■ **Problem**
Quote the records that follow in full and exactly; leave out the pictures.

[Start Dataset entries]

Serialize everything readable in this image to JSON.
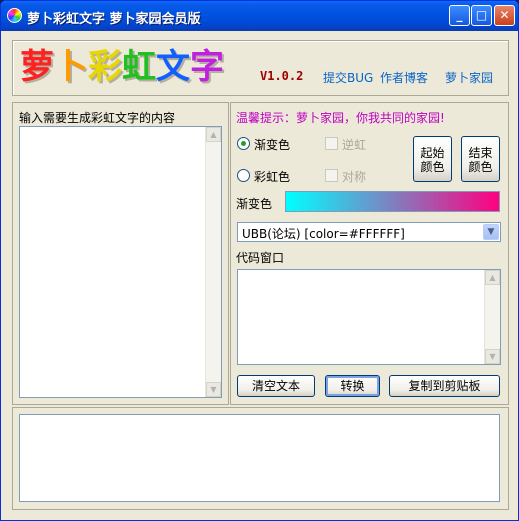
{
  "window": {
    "title": "萝卜彩虹文字   萝卜家园会员版",
    "minimize": "_",
    "maximize": "□",
    "close": "✕"
  },
  "banner": {
    "logo_chars": [
      {
        "char": "萝",
        "color": "#ff2020"
      },
      {
        "char": "卜",
        "color": "#ff9a00"
      },
      {
        "char": "彩",
        "color": "#e8d800"
      },
      {
        "char": "虹",
        "color": "#20c020"
      },
      {
        "char": "文",
        "color": "#1060ff"
      },
      {
        "char": "字",
        "color": "#c020e0"
      }
    ],
    "version": "V1.0.2",
    "links": [
      "提交BUG",
      "作者博客",
      "萝卜家园"
    ]
  },
  "left": {
    "label": "输入需要生成彩虹文字的内容",
    "input_value": ""
  },
  "right": {
    "tip": "温馨提示：萝卜家园，你我共同的家园!",
    "radio_gradient": "渐变色",
    "radio_rainbow": "彩虹色",
    "check_reverse": "逆虹",
    "check_symmetric": "对称",
    "start_color_button": "起始\n颜色",
    "end_color_button": "结束\n颜色",
    "gradient_label": "渐变色",
    "gradient_from": "#00ffff",
    "gradient_to": "#ff0080",
    "format_selected": "UBB(论坛) [color=#FFFFFF]",
    "code_label": "代码窗口",
    "code_value": "",
    "clear_button": "清空文本",
    "convert_button": "转换",
    "copy_button": "复制到剪贴板"
  },
  "preview": {
    "content": ""
  },
  "icons": {
    "scroll_up": "▲",
    "scroll_down": "▼",
    "dropdown": "▼"
  }
}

[End Dataset entries]

■ **Result of the task**
Serialize everything readable in this image to JSON.
{
  "window": {
    "title": "萝卜彩虹文字   萝卜家园会员版",
    "minimize": "_",
    "maximize": "□",
    "close": "✕"
  },
  "banner": {
    "logo_chars": [
      {
        "char": "萝",
        "color": "#ff2020"
      },
      {
        "char": "卜",
        "color": "#ff9a00"
      },
      {
        "char": "彩",
        "color": "#e8d800"
      },
      {
        "char": "虹",
        "color": "#20c020"
      },
      {
        "char": "文",
        "color": "#1060ff"
      },
      {
        "char": "字",
        "color": "#c020e0"
      }
    ],
    "version": "V1.0.2",
    "links": [
      "提交BUG",
      "作者博客",
      "萝卜家园"
    ]
  },
  "left": {
    "label": "输入需要生成彩虹文字的内容",
    "input_value": ""
  },
  "right": {
    "tip": "温馨提示：萝卜家园，你我共同的家园!",
    "radio_gradient": "渐变色",
    "radio_rainbow": "彩虹色",
    "check_reverse": "逆虹",
    "check_symmetric": "对称",
    "start_color_button": "起始\n颜色",
    "end_color_button": "结束\n颜色",
    "gradient_label": "渐变色",
    "gradient_from": "#00ffff",
    "gradient_to": "#ff0080",
    "format_selected": "UBB(论坛) [color=#FFFFFF]",
    "code_label": "代码窗口",
    "code_value": "",
    "clear_button": "清空文本",
    "convert_button": "转换",
    "copy_button": "复制到剪贴板"
  },
  "preview": {
    "content": ""
  },
  "icons": {
    "scroll_up": "▲",
    "scroll_down": "▼",
    "dropdown": "▼"
  }
}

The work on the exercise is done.